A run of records
--------------------

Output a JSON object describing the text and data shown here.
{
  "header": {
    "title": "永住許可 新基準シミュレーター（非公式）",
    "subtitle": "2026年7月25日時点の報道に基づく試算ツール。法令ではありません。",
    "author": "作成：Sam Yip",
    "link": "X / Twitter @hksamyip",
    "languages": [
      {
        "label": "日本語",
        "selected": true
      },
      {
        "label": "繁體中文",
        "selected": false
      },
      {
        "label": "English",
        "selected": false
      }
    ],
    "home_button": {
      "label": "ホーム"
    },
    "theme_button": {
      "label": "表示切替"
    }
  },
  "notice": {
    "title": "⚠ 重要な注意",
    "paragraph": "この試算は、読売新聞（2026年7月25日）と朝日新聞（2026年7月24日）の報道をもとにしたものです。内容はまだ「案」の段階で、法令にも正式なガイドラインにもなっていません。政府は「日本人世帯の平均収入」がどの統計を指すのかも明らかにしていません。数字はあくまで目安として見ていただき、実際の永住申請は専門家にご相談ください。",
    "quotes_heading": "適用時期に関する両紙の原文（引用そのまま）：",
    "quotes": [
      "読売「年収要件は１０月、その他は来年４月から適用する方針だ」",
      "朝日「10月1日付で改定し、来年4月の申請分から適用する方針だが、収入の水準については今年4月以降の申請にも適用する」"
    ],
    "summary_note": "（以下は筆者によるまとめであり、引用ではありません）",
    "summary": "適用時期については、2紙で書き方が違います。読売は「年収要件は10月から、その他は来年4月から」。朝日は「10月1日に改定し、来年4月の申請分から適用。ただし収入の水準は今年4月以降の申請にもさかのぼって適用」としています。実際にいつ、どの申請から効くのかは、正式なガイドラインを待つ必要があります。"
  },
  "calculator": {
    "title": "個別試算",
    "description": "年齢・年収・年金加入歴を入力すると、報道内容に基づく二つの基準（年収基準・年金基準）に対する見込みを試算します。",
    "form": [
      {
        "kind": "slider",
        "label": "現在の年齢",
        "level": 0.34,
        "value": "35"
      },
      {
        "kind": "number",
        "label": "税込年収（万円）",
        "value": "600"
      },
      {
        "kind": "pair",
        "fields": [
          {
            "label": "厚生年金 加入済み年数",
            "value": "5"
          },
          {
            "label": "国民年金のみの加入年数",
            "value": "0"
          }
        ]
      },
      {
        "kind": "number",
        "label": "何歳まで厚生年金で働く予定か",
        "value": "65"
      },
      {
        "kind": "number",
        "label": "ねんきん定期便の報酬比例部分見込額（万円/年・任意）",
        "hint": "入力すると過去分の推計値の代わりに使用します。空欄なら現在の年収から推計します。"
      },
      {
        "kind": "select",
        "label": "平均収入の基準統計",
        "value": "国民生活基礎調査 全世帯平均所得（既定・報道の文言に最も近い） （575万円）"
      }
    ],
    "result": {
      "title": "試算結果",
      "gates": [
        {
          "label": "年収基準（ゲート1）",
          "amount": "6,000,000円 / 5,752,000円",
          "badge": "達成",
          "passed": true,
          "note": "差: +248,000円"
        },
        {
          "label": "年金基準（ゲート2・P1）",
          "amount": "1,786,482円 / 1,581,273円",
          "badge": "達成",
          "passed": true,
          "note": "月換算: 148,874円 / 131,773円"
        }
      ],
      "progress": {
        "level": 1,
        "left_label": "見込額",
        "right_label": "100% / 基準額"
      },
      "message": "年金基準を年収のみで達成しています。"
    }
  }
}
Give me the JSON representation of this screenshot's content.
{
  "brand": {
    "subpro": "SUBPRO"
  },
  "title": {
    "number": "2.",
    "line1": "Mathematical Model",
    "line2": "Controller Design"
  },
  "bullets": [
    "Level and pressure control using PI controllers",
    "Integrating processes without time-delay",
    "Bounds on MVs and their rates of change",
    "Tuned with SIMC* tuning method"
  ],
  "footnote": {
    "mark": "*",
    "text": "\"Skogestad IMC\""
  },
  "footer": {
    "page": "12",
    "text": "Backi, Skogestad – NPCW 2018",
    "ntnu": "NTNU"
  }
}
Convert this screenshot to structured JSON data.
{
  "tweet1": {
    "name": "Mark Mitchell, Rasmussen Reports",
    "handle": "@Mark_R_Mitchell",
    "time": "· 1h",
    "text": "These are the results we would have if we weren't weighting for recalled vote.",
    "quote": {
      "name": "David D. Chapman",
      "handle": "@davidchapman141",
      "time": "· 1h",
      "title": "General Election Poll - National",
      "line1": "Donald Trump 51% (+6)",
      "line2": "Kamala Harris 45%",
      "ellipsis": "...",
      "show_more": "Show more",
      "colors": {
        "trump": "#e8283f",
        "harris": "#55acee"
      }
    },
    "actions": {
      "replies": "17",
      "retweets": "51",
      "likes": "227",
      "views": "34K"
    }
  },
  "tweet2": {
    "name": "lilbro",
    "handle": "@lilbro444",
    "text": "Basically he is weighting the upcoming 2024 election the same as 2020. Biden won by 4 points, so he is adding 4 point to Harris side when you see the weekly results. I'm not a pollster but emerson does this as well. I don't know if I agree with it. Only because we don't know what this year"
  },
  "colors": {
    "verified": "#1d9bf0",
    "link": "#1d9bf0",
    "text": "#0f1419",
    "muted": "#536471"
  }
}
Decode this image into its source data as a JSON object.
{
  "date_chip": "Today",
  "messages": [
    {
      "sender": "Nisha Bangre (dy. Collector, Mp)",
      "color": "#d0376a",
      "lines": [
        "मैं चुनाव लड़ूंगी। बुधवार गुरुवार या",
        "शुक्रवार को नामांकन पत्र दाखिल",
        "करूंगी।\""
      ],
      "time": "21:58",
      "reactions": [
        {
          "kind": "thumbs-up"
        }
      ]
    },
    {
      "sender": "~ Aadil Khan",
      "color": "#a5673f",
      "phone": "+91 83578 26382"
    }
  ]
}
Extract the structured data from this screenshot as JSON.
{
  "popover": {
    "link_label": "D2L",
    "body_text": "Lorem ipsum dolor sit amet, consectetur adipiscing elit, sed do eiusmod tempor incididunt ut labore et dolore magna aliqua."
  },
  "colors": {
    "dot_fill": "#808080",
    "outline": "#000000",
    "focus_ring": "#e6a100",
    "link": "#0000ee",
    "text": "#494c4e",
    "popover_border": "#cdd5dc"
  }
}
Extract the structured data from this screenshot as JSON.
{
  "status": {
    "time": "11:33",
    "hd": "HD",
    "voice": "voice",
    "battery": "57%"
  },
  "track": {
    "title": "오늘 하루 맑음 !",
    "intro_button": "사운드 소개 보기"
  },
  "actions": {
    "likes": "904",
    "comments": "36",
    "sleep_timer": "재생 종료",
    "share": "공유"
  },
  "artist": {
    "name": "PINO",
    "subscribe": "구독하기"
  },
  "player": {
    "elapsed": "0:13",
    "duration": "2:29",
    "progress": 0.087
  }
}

--------------------

* **Challenge**: Faithfully reproduce all of the records, character for character.

* **Completed exercise**:
Output a JSON object describing the text and data shown here.
{
  "header": {
    "title": "永住許可 新基準シミュレーター（非公式）",
    "subtitle": "2026年7月25日時点の報道に基づく試算ツール。法令ではありません。",
    "author": "作成：Sam Yip",
    "link": "X / Twitter @hksamyip",
    "languages": [
      {
        "label": "日本語",
        "selected": true
      },
      {
        "label": "繁體中文",
        "selected": false
      },
      {
        "label": "English",
        "selected": false
      }
    ],
    "home_button": {
      "label": "ホーム"
    },
    "theme_button": {
      "label": "表示切替"
    }
  },
  "notice": {
    "title": "⚠ 重要な注意",
    "paragraph": "この試算は、読売新聞（2026年7月25日）と朝日新聞（2026年7月24日）の報道をもとにしたものです。内容はまだ「案」の段階で、法令にも正式なガイドラインにもなっていません。政府は「日本人世帯の平均収入」がどの統計を指すのかも明らかにしていません。数字はあくまで目安として見ていただき、実際の永住申請は専門家にご相談ください。",
    "quotes_heading": "適用時期に関する両紙の原文（引用そのまま）：",
    "quotes": [
      "読売「年収要件は１０月、その他は来年４月から適用する方針だ」",
      "朝日「10月1日付で改定し、来年4月の申請分から適用する方針だが、収入の水準については今年4月以降の申請にも適用する」"
    ],
    "summary_note": "（以下は筆者によるまとめであり、引用ではありません）",
    "summary": "適用時期については、2紙で書き方が違います。読売は「年収要件は10月から、その他は来年4月から」。朝日は「10月1日に改定し、来年4月の申請分から適用。ただし収入の水準は今年4月以降の申請にもさかのぼって適用」としています。実際にいつ、どの申請から効くのかは、正式なガイドラインを待つ必要があります。"
  },
  "calculator": {
    "title": "個別試算",
    "description": "年齢・年収・年金加入歴を入力すると、報道内容に基づく二つの基準（年収基準・年金基準）に対する見込みを試算します。",
    "form": [
      {
        "kind": "slider",
        "label": "現在の年齢",
        "level": 0.34,
        "value": "35"
      },
      {
        "kind": "number",
        "label": "税込年収（万円）",
        "value": "600"
      },
      {
        "kind": "pair",
        "fields": [
          {
            "label": "厚生年金 加入済み年数",
            "value": "5"
          },
          {
            "label": "国民年金のみの加入年数",
            "value": "0"
          }
        ]
      },
      {
        "kind": "number",
        "label": "何歳まで厚生年金で働く予定か",
        "value": "65"
      },
      {
        "kind": "number",
        "label": "ねんきん定期便の報酬比例部分見込額（万円/年・任意）",
        "hint": "入力すると過去分の推計値の代わりに使用します。空欄なら現在の年収から推計します。"
      },
      {
        "kind": "select",
        "label": "平均収入の基準統計",
        "value": "国民生活基礎調査 全世帯平均所得（既定・報道の文言に最も近い） （575万円）"
      }
    ],
    "result": {
      "title": "試算結果",
      "gates": [
        {
          "label": "年収基準（ゲート1）",
          "amount": "6,000,000円 / 5,752,000円",
          "badge": "達成",
          "passed": true,
          "note": "差: +248,000円"
        },
        {
          "label": "年金基準（ゲート2・P1）",
          "amount": "1,786,482円 / 1,581,273円",
          "badge": "達成",
          "passed": true,
          "note": "月換算: 148,874円 / 131,773円"
        }
      ],
      "progress": {
        "level": 1,
        "left_label": "見込額",
        "right_label": "100% / 基準額"
      },
      "message": "年金基準を年収のみで達成しています。"
    }
  }
}
Give me the JSON representation of this screenshot's content.
{
  "brand": {
    "subpro": "SUBPRO"
  },
  "title": {
    "number": "2.",
    "line1": "Mathematical Model",
    "line2": "Controller Design"
  },
  "bullets": [
    "Level and pressure control using PI controllers",
    "Integrating processes without time-delay",
    "Bounds on MVs and their rates of change",
    "Tuned with SIMC* tuning method"
  ],
  "footnote": {
    "mark": "*",
    "text": "\"Skogestad IMC\""
  },
  "footer": {
    "page": "12",
    "text": "Backi, Skogestad – NPCW 2018",
    "ntnu": "NTNU"
  }
}
Convert this screenshot to structured JSON data.
{
  "tweet1": {
    "name": "Mark Mitchell, Rasmussen Reports",
    "handle": "@Mark_R_Mitchell",
    "time": "· 1h",
    "text": "These are the results we would have if we weren't weighting for recalled vote.",
    "quote": {
      "name": "David D. Chapman",
      "handle": "@davidchapman141",
      "time": "· 1h",
      "title": "General Election Poll - National",
      "line1": "Donald Trump 51% (+6)",
      "line2": "Kamala Harris 45%",
      "ellipsis": "...",
      "show_more": "Show more",
      "colors": {
        "trump": "#e8283f",
        "harris": "#55acee"
      }
    },
    "actions": {
      "replies": "17",
      "retweets": "51",
      "likes": "227",
      "views": "34K"
    }
  },
  "tweet2": {
    "name": "lilbro",
    "handle": "@lilbro444",
    "text": "Basically he is weighting the upcoming 2024 election the same as 2020. Biden won by 4 points, so he is adding 4 point to Harris side when you see the weekly results. I'm not a pollster but emerson does this as well. I don't know if I agree with it. Only because we don't know what this year"
  },
  "colors": {
    "verified": "#1d9bf0",
    "link": "#1d9bf0",
    "text": "#0f1419",
    "muted": "#536471"
  }
}
Decode this image into its source data as a JSON object.
{
  "date_chip": "Today",
  "messages": [
    {
      "sender": "Nisha Bangre (dy. Collector, Mp)",
      "color": "#d0376a",
      "lines": [
        "मैं चुनाव लड़ूंगी। बुधवार गुरुवार या",
        "शुक्रवार को नामांकन पत्र दाखिल",
        "करूंगी।\""
      ],
      "time": "21:58",
      "reactions": [
        {
          "kind": "thumbs-up"
        }
      ]
    },
    {
      "sender": "~ Aadil Khan",
      "color": "#a5673f",
      "phone": "+91 83578 26382"
    }
  ]
}
Extract the structured data from this screenshot as JSON.
{
  "popover": {
    "link_label": "D2L",
    "body_text": "Lorem ipsum dolor sit amet, consectetur adipiscing elit, sed do eiusmod tempor incididunt ut labore et dolore magna aliqua."
  },
  "colors": {
    "dot_fill": "#808080",
    "outline": "#000000",
    "focus_ring": "#e6a100",
    "link": "#0000ee",
    "text": "#494c4e",
    "popover_border": "#cdd5dc"
  }
}
Extract the structured data from this screenshot as JSON.
{
  "status": {
    "time": "11:33",
    "hd": "HD",
    "voice": "voice",
    "battery": "57%"
  },
  "track": {
    "title": "오늘 하루 맑음 !",
    "intro_button": "사운드 소개 보기"
  },
  "actions": {
    "likes": "904",
    "comments": "36",
    "sleep_timer": "재생 종료",
    "share": "공유"
  },
  "artist": {
    "name": "PINO",
    "subscribe": "구독하기"
  },
  "player": {
    "elapsed": "0:13",
    "duration": "2:29",
    "progress": 0.087
  }
}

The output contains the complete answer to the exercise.